▶ EXERCISE OBJECTIVE
Convert the lines from the first one through the line containing "section-title: 加国焦点 xyxy=(97,96,267,146)", both included, into a numbered list, omitting any blank lines.

▶ ROWS
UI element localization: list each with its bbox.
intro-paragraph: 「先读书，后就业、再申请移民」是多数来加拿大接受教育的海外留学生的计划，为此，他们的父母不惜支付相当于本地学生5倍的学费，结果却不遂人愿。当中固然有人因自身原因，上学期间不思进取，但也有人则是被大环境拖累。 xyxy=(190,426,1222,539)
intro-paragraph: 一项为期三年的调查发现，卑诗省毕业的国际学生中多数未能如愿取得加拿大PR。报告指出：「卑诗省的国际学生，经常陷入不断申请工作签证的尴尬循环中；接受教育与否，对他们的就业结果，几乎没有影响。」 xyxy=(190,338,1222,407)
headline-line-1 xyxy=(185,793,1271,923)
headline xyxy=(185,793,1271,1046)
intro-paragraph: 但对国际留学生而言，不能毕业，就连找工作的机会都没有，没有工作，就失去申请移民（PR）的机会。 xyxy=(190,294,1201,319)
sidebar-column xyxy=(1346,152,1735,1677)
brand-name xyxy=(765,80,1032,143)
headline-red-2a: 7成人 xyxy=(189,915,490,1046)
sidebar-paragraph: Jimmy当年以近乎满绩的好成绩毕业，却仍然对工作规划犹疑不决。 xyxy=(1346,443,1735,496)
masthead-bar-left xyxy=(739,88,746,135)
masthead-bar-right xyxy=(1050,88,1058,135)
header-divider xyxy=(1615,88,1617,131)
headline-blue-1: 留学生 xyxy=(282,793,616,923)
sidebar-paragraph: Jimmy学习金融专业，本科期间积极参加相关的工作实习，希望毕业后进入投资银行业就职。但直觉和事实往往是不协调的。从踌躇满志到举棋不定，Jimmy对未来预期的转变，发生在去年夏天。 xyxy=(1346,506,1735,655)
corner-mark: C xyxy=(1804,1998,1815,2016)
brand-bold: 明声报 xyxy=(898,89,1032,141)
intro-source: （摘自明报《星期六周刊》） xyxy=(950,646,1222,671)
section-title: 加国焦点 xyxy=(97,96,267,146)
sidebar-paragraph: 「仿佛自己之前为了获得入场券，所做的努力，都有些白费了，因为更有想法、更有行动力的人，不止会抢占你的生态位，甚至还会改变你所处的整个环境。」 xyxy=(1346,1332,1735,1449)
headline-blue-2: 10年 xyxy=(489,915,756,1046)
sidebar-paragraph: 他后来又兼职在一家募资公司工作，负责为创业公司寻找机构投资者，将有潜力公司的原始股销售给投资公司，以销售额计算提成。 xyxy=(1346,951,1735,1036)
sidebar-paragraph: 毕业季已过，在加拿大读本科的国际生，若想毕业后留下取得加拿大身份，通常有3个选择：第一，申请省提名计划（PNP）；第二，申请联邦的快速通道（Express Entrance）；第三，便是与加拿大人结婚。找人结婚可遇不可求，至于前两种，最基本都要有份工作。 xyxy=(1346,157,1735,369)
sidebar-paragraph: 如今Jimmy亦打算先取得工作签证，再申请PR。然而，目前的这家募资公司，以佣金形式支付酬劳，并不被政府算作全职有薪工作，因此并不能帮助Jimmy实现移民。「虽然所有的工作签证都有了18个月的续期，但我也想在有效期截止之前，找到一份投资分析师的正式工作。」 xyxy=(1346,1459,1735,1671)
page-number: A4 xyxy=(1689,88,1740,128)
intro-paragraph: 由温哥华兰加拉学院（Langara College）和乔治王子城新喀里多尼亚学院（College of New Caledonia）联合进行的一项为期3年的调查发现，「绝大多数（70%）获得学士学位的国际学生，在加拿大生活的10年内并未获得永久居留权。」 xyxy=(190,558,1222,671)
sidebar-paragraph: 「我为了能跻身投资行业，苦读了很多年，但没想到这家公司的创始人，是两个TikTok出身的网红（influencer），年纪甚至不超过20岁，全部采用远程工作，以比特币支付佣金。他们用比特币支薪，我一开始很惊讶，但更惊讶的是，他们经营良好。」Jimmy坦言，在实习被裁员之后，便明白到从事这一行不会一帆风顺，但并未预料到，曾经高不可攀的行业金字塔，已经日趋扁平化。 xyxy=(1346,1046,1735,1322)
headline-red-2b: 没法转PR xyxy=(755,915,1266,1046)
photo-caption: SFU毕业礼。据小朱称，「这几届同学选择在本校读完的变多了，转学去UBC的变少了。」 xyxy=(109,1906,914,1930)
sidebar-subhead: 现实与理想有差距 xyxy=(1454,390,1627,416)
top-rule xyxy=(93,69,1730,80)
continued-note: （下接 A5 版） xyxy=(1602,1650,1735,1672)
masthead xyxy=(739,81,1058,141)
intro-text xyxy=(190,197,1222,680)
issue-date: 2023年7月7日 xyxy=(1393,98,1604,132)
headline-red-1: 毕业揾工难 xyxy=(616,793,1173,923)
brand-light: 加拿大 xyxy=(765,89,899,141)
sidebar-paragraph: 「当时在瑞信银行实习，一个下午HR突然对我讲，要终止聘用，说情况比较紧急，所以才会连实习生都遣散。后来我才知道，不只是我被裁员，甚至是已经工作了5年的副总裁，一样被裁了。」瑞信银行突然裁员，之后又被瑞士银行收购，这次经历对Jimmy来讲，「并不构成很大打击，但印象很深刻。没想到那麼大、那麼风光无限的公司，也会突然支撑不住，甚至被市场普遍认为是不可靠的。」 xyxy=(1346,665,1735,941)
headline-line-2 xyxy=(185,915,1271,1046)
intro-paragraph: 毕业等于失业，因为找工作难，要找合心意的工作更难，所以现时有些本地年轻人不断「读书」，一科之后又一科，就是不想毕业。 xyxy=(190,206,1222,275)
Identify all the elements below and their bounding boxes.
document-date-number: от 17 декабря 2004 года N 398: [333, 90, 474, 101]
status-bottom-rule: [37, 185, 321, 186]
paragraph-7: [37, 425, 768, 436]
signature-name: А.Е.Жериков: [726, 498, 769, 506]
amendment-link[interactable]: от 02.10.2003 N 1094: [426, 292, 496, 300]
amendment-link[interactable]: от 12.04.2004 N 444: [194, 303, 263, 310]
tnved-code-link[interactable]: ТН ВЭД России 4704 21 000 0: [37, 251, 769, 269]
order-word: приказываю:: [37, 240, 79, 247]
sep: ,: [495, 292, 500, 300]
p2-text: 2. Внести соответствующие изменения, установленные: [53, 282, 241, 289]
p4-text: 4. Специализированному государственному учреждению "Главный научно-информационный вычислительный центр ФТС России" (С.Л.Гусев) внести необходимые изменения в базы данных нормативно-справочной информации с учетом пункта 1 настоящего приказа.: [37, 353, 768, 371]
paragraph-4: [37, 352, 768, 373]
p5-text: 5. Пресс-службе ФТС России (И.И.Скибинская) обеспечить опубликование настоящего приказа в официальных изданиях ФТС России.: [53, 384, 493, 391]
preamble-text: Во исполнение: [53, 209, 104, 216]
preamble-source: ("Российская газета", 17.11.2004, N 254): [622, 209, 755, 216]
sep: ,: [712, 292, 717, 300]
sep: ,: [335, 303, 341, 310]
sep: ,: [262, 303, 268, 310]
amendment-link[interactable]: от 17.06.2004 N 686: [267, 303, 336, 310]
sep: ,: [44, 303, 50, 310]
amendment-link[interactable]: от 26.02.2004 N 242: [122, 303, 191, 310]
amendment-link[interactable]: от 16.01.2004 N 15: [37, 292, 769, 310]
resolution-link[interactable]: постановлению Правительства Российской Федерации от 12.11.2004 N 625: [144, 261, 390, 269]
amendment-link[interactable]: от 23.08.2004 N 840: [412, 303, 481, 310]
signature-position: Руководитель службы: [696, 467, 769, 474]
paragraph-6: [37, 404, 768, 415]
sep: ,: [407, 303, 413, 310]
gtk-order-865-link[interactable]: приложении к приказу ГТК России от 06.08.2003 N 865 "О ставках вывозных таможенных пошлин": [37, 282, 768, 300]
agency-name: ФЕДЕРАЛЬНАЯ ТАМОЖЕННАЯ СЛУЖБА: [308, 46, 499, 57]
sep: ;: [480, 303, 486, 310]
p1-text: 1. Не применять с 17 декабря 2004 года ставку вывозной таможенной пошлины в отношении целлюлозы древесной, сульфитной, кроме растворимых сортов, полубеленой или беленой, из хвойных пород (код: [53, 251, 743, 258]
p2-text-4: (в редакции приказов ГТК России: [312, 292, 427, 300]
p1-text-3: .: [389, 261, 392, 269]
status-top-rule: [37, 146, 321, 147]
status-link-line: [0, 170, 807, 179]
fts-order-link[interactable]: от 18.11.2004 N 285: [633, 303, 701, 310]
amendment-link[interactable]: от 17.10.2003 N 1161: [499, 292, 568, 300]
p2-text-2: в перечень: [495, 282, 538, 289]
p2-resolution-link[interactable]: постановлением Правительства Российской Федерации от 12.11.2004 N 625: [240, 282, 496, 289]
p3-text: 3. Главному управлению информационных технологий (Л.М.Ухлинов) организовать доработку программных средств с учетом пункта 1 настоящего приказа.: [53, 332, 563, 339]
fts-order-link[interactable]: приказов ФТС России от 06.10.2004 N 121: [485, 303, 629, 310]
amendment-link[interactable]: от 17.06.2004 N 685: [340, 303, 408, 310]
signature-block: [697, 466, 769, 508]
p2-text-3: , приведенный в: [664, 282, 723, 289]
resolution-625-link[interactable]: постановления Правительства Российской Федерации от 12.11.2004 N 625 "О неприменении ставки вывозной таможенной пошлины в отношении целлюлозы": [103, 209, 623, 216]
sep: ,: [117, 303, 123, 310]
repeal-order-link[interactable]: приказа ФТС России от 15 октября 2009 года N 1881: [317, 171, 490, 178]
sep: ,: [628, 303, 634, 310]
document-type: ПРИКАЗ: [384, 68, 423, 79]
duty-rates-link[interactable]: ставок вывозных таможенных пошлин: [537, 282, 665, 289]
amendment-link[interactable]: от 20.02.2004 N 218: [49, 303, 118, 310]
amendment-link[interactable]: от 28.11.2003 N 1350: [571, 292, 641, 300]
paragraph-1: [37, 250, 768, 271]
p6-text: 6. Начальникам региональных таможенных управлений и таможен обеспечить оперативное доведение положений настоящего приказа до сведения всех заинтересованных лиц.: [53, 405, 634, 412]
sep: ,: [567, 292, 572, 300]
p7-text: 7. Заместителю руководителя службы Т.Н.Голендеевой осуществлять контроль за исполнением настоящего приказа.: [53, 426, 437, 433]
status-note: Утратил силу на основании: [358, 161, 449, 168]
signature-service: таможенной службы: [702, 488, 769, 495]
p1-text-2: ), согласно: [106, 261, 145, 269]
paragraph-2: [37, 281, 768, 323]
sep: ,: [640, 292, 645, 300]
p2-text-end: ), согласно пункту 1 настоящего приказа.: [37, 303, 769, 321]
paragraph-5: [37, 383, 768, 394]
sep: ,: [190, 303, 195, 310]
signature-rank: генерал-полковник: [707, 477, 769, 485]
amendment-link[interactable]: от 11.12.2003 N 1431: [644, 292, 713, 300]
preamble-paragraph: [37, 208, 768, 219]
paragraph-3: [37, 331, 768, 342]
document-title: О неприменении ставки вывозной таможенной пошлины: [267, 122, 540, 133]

▶ SOLUTION TO THE EXERCISE
1. UI element localization: list each with its bbox.
2. intro-paragraph: 「先读书，后就业、再申请移民」是多数来加拿大接受教育的海外留学生的计划，为此，他们的父母不惜支付相当于本地学生5倍的学费，结果却不遂人愿。当中固然有人因自身原因，上学期间不思进取，但也有人则是被大环境拖累。 xyxy=(190,426,1222,539)
3. intro-paragraph: 一项为期三年的调查发现，卑诗省毕业的国际学生中多数未能如愿取得加拿大PR。报告指出：「卑诗省的国际学生，经常陷入不断申请工作签证的尴尬循环中；接受教育与否，对他们的就业结果，几乎没有影响。」 xyxy=(190,338,1222,407)
4. headline-line-1 xyxy=(185,793,1271,923)
5. headline xyxy=(185,793,1271,1046)
6. intro-paragraph: 但对国际留学生而言，不能毕业，就连找工作的机会都没有，没有工作，就失去申请移民（PR）的机会。 xyxy=(190,294,1201,319)
7. sidebar-column xyxy=(1346,152,1735,1677)
8. brand-name xyxy=(765,80,1032,143)
9. headline-red-2a: 7成人 xyxy=(189,915,490,1046)
10. sidebar-paragraph: Jimmy当年以近乎满绩的好成绩毕业，却仍然对工作规划犹疑不决。 xyxy=(1346,443,1735,496)
11. masthead-bar-left xyxy=(739,88,746,135)
12. masthead-bar-right xyxy=(1050,88,1058,135)
13. header-divider xyxy=(1615,88,1617,131)
14. headline-blue-1: 留学生 xyxy=(282,793,616,923)
15. sidebar-paragraph: Jimmy学习金融专业，本科期间积极参加相关的工作实习，希望毕业后进入投资银行业就职。但直觉和事实往往是不协调的。从踌躇满志到举棋不定，Jimmy对未来预期的转变，发生在去年夏天。 xyxy=(1346,506,1735,655)
16. corner-mark: C xyxy=(1804,1998,1815,2016)
17. brand-bold: 明声报 xyxy=(898,89,1032,141)
18. intro-source: （摘自明报《星期六周刊》） xyxy=(950,646,1222,671)
19. section-title: 加国焦点 xyxy=(97,96,267,146)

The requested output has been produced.